Data provided.
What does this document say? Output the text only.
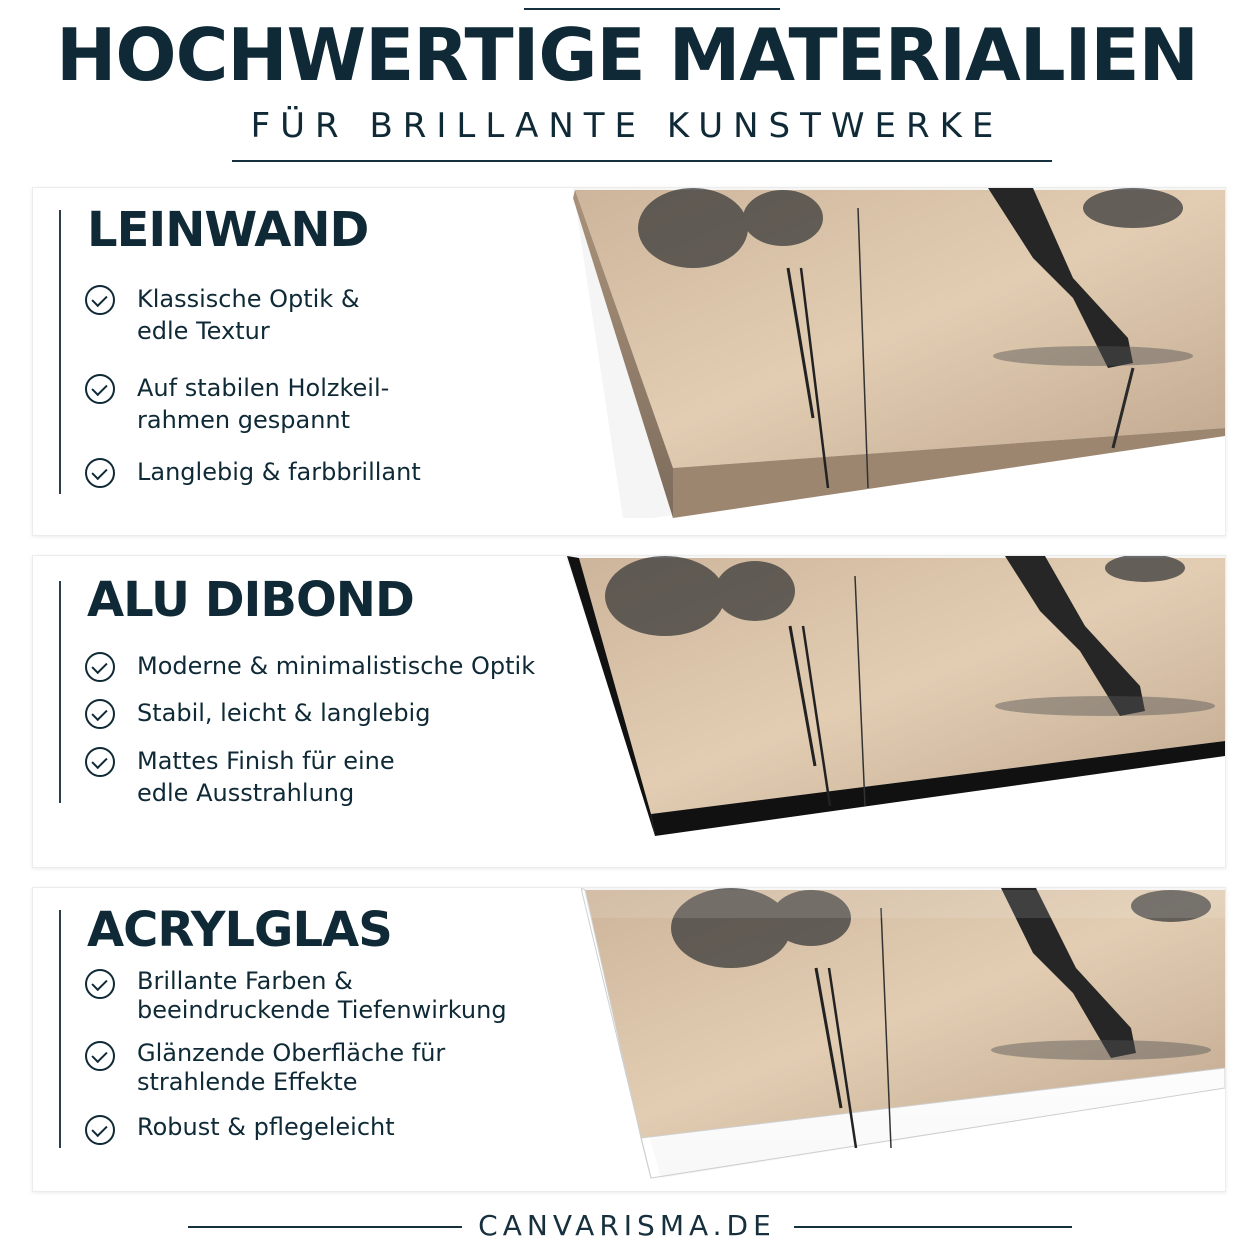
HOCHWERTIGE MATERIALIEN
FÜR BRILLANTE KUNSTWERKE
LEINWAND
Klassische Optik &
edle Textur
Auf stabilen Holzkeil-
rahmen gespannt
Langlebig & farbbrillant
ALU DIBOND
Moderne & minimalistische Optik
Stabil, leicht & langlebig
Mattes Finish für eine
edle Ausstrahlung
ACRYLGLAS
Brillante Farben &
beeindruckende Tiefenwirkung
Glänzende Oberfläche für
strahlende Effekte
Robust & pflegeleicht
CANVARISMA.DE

To be done. Write out the material above again, word for word, minus its pictures.

The solution.
What does this document say? Output the text only.
HOCHWERTIGE MATERIALIEN
FÜR BRILLANTE KUNSTWERKE
LEINWAND
Klassische Optik &
edle Textur
Auf stabilen Holzkeil-
rahmen gespannt
Langlebig & farbbrillant
ALU DIBOND
Moderne & minimalistische Optik
Stabil, leicht & langlebig
Mattes Finish für eine
edle Ausstrahlung
ACRYLGLAS
Brillante Farben &
beeindruckende Tiefenwirkung
Glänzende Oberfläche für
strahlende Effekte
Robust & pflegeleicht
CANVARISMA.DE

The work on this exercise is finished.